**WHAT IS REQUIRED:** Check each line of the data below for the word "this", then extract the ones that have it.

**SUPPLIED DATA:**

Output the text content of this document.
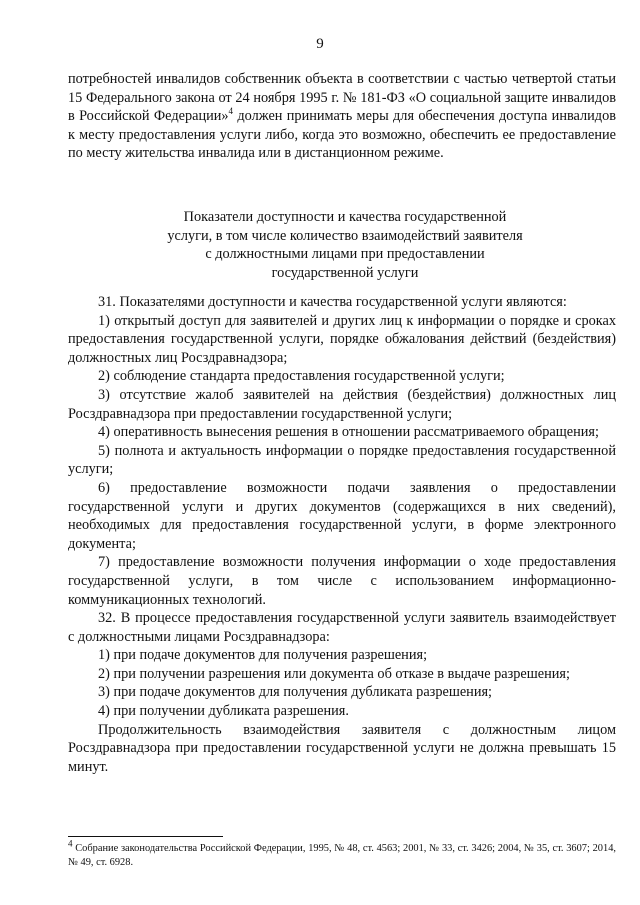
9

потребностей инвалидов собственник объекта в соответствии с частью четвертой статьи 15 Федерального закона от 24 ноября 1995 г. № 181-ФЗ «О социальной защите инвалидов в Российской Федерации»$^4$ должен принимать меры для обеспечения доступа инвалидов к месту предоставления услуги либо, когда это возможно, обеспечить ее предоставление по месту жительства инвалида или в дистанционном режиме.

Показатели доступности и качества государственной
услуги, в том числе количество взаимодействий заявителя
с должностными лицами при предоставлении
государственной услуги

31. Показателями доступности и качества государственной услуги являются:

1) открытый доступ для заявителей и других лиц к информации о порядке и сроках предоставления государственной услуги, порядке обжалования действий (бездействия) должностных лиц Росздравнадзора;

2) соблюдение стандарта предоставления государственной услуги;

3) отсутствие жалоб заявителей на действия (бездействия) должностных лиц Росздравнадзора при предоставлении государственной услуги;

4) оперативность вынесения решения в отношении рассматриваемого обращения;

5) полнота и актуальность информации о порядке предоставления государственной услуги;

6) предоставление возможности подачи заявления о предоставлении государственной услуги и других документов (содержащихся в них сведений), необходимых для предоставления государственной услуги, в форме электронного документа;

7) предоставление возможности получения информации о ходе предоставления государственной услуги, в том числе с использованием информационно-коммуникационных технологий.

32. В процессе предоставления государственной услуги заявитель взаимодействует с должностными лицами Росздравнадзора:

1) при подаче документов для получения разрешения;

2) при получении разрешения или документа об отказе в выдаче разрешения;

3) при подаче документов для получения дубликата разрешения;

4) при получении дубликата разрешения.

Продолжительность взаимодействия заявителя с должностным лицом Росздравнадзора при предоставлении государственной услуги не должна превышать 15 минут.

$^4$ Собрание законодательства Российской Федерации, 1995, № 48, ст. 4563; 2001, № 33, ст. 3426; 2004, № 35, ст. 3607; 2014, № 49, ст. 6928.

...

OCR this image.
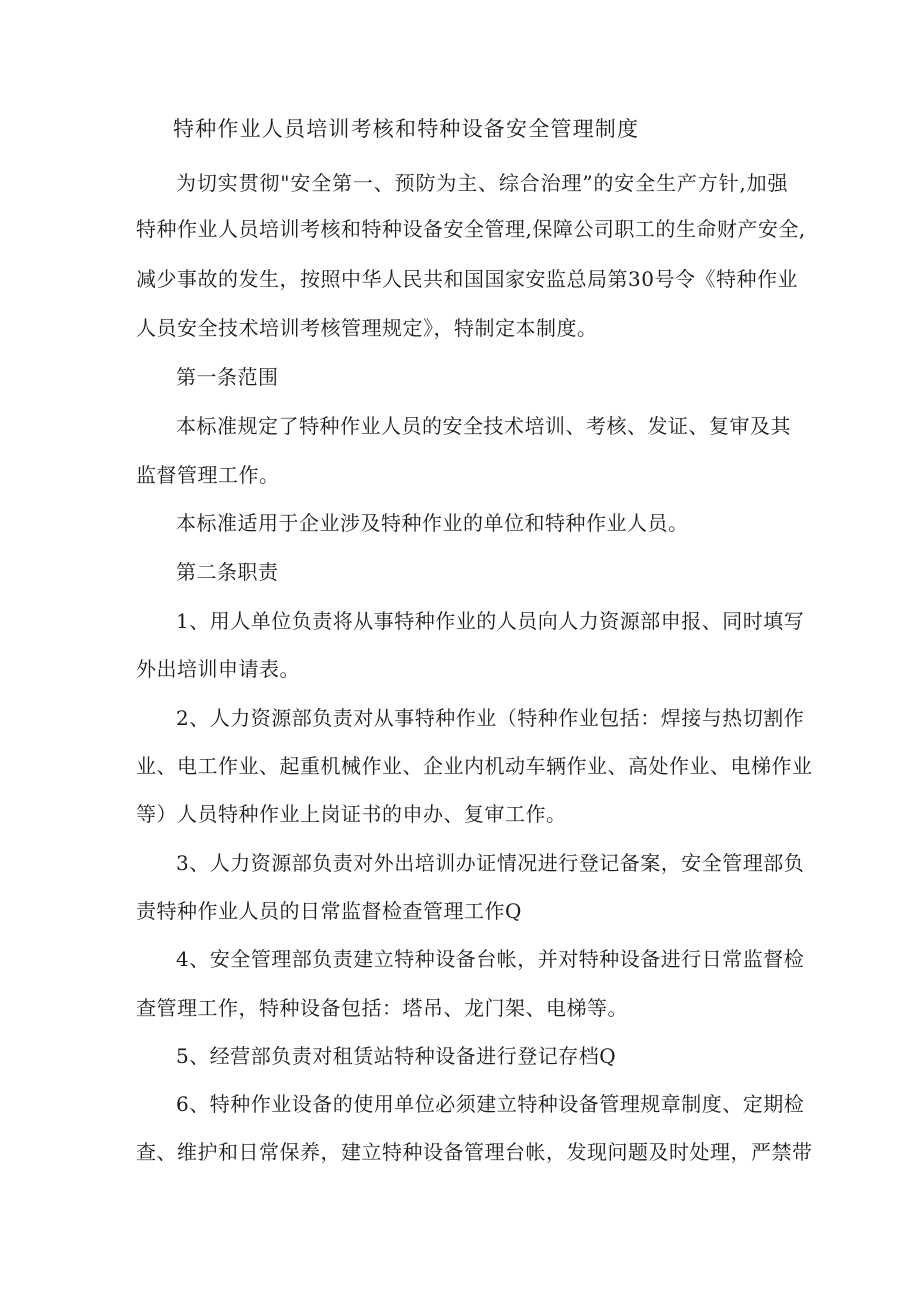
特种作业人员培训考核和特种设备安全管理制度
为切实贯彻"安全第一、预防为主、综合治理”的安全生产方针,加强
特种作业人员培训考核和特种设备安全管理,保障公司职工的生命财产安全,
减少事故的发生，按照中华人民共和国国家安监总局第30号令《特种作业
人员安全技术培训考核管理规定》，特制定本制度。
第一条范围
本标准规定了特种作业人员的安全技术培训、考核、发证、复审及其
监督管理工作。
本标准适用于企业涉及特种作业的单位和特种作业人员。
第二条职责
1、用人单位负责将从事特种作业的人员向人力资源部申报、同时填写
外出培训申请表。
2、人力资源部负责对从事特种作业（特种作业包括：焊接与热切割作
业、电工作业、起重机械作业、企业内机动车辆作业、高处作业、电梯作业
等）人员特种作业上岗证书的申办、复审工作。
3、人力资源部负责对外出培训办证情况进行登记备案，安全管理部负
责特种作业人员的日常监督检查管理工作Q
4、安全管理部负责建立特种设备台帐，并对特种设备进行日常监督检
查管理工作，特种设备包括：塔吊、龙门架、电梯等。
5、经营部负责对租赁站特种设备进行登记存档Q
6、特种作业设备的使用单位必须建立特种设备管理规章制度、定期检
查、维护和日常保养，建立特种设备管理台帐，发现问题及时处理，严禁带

**EXPECTED ANSWER:**
Output the text content of this document.
OCR this image.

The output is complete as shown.